__TASK STATEMENT__
Nothing should be left out: output all of the entries exactly.

__DATA LISTING__
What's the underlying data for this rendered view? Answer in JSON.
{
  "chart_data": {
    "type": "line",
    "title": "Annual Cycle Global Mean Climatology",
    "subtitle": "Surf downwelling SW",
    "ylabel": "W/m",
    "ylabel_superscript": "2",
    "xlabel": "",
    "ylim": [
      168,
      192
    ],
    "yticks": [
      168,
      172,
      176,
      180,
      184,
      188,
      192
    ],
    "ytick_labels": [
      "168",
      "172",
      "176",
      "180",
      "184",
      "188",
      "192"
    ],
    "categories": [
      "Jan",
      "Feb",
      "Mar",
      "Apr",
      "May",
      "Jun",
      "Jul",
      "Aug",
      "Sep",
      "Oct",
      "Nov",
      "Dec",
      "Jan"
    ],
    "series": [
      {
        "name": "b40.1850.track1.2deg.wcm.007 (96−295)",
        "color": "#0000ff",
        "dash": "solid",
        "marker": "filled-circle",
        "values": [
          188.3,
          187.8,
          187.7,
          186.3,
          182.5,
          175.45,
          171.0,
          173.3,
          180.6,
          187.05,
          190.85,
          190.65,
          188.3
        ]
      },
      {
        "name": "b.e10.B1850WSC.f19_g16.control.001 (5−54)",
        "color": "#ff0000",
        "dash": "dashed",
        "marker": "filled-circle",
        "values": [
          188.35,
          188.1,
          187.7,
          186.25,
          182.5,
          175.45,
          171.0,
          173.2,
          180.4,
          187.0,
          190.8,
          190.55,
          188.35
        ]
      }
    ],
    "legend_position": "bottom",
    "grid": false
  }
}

__SOLUTION FOR THIS PROBLEM__
What's the underlying data for this rendered view? Answer in JSON.
{
  "chart_data": {
    "type": "line",
    "title": "Annual Cycle Global Mean Climatology",
    "subtitle": "Surf downwelling SW",
    "ylabel": "W/m",
    "ylabel_superscript": "2",
    "xlabel": "",
    "ylim": [
      168,
      192
    ],
    "yticks": [
      168,
      172,
      176,
      180,
      184,
      188,
      192
    ],
    "ytick_labels": [
      "168",
      "172",
      "176",
      "180",
      "184",
      "188",
      "192"
    ],
    "categories": [
      "Jan",
      "Feb",
      "Mar",
      "Apr",
      "May",
      "Jun",
      "Jul",
      "Aug",
      "Sep",
      "Oct",
      "Nov",
      "Dec",
      "Jan"
    ],
    "series": [
      {
        "name": "b40.1850.track1.2deg.wcm.007 (96−295)",
        "color": "#0000ff",
        "dash": "solid",
        "marker": "filled-circle",
        "values": [
          188.3,
          187.8,
          187.7,
          186.3,
          182.5,
          175.45,
          171.0,
          173.3,
          180.6,
          187.05,
          190.85,
          190.65,
          188.3
        ]
      },
      {
        "name": "b.e10.B1850WSC.f19_g16.control.001 (5−54)",
        "color": "#ff0000",
        "dash": "dashed",
        "marker": "filled-circle",
        "values": [
          188.35,
          188.1,
          187.7,
          186.25,
          182.5,
          175.45,
          171.0,
          173.2,
          180.4,
          187.0,
          190.8,
          190.55,
          188.35
        ]
      }
    ],
    "legend_position": "bottom",
    "grid": false
  }
}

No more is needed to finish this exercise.